## Excerpted passage
Neural Architectures
====================

IPSL-AID relies on **UNet-based architectures**, adapted for climate data:

- ADM-style UNet
- Conditional UNet variants
- Support for static and dynamic covariates
- Flexible input / output channel definitions

Architectures are selected using runtime parameters, allowing rapid experimentation
without code changes.

.. figure:: ../../images/unet.png
   :width: 90%
   :align: center

   Shematic of the UNet architecture used in IPSL-AID, showing encoder, decoder, and attention components.

Default Configuration
---------------------

The U-Net configuration includes:

- Base channel count: :math:`C_\mathrm{base} = 128`
- Channel multipliers per resolution: `[1, 2, 3, 4]`
- Residual blocks per resolution: 3
- Self-attention at resolutions: `[32, 16, 8]`
- Dropout probability: :math:`p = 0.10`
- Embedding dimension: :math:`C_\mathrm{emb} = 4 \times C_\mathrm{base}`

Architecture Components
-----------------------

**Encoder**
   Progressive downsampling with convolutional and residual blocks.

## Provided information
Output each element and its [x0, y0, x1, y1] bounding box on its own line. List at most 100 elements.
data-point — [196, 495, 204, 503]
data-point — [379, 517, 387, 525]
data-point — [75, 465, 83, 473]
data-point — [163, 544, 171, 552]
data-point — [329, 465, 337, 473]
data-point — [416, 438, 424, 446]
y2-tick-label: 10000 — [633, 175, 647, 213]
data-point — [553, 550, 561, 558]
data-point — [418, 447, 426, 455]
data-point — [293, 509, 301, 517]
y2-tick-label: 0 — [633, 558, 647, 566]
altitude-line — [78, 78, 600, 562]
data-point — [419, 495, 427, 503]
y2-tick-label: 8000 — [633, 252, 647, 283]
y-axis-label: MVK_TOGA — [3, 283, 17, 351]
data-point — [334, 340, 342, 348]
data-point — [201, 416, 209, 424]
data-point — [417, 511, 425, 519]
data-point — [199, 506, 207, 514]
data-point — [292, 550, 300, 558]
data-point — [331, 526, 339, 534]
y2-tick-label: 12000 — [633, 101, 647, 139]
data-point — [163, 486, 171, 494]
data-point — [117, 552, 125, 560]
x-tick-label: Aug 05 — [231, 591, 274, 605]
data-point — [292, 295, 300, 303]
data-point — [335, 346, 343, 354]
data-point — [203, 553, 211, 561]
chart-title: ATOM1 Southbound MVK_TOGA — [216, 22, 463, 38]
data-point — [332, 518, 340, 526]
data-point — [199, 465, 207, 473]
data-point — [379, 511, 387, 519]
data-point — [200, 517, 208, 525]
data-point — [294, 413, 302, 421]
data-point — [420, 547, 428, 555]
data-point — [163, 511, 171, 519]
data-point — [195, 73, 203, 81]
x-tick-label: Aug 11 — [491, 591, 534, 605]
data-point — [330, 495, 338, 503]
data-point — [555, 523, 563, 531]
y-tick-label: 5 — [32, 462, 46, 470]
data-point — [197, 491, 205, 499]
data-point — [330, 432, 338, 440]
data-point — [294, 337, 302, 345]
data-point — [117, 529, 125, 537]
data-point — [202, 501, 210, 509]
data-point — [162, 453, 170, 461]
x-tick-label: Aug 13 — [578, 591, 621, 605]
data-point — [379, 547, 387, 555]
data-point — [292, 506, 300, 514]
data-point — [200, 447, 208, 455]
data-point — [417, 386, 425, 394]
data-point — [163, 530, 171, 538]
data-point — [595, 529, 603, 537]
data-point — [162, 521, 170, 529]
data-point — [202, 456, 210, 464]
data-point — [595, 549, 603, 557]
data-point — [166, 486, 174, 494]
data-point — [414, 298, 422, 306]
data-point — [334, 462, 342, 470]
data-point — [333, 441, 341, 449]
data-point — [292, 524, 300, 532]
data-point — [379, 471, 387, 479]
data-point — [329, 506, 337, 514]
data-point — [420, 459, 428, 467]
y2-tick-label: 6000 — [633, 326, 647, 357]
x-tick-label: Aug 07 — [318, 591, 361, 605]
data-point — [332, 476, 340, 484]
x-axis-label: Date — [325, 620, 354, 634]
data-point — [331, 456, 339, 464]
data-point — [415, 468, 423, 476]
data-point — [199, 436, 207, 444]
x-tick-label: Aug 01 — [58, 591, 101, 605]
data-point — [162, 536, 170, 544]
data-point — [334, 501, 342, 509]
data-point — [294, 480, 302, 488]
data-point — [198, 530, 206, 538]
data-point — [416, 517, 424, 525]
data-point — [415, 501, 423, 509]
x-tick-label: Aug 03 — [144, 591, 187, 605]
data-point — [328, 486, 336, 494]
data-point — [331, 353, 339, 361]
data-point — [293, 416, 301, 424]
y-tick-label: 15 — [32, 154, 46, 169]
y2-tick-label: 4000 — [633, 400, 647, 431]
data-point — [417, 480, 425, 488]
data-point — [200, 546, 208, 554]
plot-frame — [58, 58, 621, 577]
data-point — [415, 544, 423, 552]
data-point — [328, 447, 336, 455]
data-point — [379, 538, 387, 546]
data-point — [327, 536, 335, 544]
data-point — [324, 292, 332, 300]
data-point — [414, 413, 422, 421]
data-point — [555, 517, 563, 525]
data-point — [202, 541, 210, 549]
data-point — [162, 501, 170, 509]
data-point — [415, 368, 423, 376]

## Required work
Translate this sentence from the neural architectures text into Spanish: "Architectures are selected using runtime parameters, allowing rapid experimentation without code changes."

## The solution
Las arquitecturas se seleccionan mediante parámetros de tiempo de ejecución, lo que permite una experimentación rápida sin cambios en el código.